MATERIAL FOR THE TASK
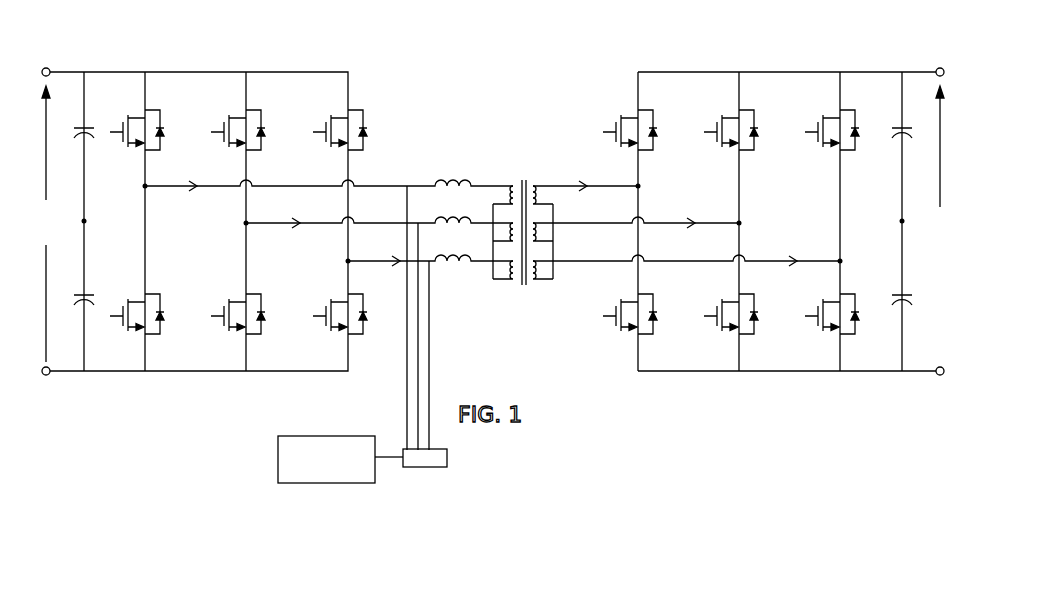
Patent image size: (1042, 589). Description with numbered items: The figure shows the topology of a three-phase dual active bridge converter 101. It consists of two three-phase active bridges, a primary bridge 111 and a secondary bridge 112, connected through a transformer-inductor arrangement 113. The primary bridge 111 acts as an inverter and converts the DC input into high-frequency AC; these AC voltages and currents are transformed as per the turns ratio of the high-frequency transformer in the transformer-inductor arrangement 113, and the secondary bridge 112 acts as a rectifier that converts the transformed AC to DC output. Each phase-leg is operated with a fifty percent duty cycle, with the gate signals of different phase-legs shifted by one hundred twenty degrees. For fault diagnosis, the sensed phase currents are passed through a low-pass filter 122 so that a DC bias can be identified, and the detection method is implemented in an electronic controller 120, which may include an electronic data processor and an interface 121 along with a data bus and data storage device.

The three-phase dual active bridge converter 101 is at (418, 41).
The primary bridge 111 is at (147, 413).
The secondary bridge 112 is at (782, 399).
The transformer-inductor arrangement 113 is at (527, 326).
The electronic controller 120 is at (355, 483).
The interface 121 is at (395, 396).
The low-pass filter 122 is at (432, 468).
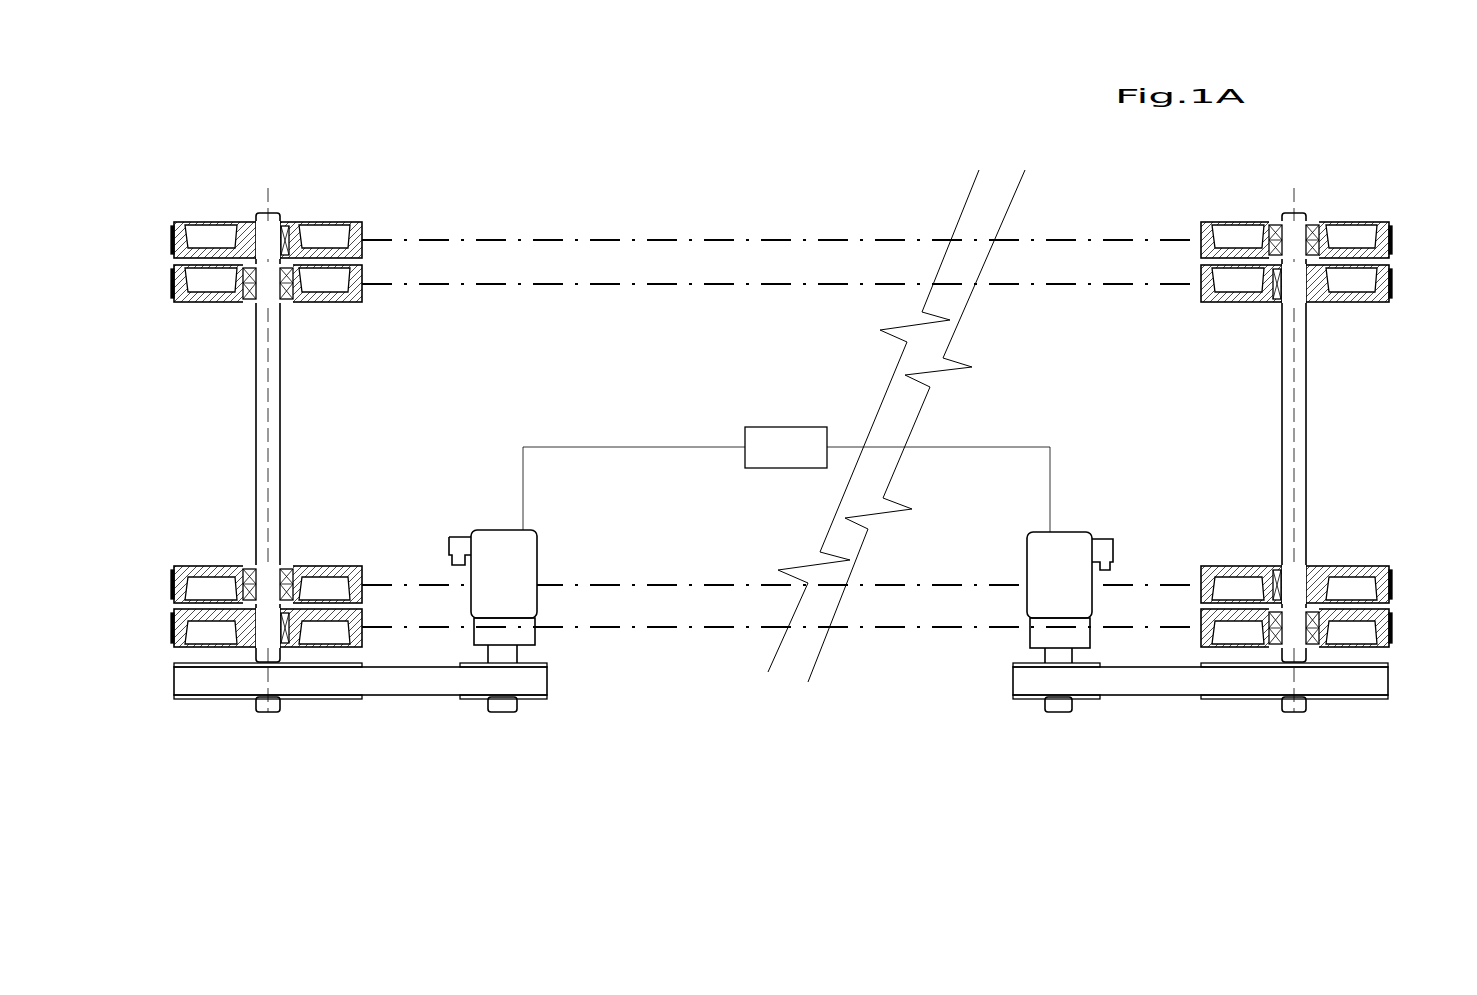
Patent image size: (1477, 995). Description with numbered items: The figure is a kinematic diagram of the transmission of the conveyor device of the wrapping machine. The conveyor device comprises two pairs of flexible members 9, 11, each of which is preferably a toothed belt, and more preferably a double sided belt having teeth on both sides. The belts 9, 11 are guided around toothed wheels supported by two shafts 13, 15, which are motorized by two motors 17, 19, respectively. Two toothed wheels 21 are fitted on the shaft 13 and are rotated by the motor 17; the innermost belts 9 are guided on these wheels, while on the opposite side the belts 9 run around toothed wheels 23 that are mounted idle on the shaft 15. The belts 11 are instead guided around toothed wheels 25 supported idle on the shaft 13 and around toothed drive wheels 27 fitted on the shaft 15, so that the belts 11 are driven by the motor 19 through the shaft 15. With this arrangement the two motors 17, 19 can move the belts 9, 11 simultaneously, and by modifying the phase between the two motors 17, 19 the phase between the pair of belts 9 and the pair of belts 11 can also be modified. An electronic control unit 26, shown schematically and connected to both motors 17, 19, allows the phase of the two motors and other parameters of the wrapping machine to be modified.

REQUIREMENTS
Retype every row above word for word, leaving out the picture markers.

TASK SOLUTION
Patent image size: (1042, 589). Description with numbered items: The figure shows the topology of a three-phase dual active bridge converter 101. It consists of two three-phase active bridges, a primary bridge 111 and a secondary bridge 112, connected through a transformer-inductor arrangement 113. The primary bridge 111 acts as an inverter and converts the DC input into high-frequency AC; these AC voltages and currents are transformed as per the turns ratio of the high-frequency transformer in the transformer-inductor arrangement 113, and the secondary bridge 112 acts as a rectifier that converts the transformed AC to DC output. Each phase-leg is operated with a fifty percent duty cycle, with the gate signals of different phase-legs shifted by one hundred twenty degrees. For fault diagnosis, the sensed phase currents are passed through a low-pass filter 122 so that a DC bias can be identified, and the detection method is implemented in an electronic controller 120, which may include an electronic data processor and an interface 121 along with a data bus and data storage device.

The three-phase dual active bridge converter 101 is at (418, 41).
The primary bridge 111 is at (147, 413).
The secondary bridge 112 is at (782, 399).
The transformer-inductor arrangement 113 is at (527, 326).
The electronic controller 120 is at (355, 483).
The interface 121 is at (395, 396).
The low-pass filter 122 is at (432, 468).
Patent image size: (1477, 995). Description with numbered items: The figure is a kinematic diagram of the transmission of the conveyor device of the wrapping machine. The conveyor device comprises two pairs of flexible members 9, 11, each of which is preferably a toothed belt, and more preferably a double sided belt having teeth on both sides. The belts 9, 11 are guided around toothed wheels supported by two shafts 13, 15, which are motorized by two motors 17, 19, respectively. Two toothed wheels 21 are fitted on the shaft 13 and are rotated by the motor 17; the innermost belts 9 are guided on these wheels, while on the opposite side the belts 9 run around toothed wheels 23 that are mounted idle on the shaft 15. The belts 11 are instead guided around toothed wheels 25 supported idle on the shaft 13 and around toothed drive wheels 27 fitted on the shaft 15, so that the belts 11 are driven by the motor 19 through the shaft 15. With this arrangement the two motors 17, 19 can move the belts 9, 11 simultaneously, and by modifying the phase between the two motors 17, 19 the phase between the pair of belts 9 and the pair of belts 11 can also be modified. An electronic control unit 26, shown schematically and connected to both motors 17, 19, allows the phase of the two motors and other parameters of the wrapping machine to be modified.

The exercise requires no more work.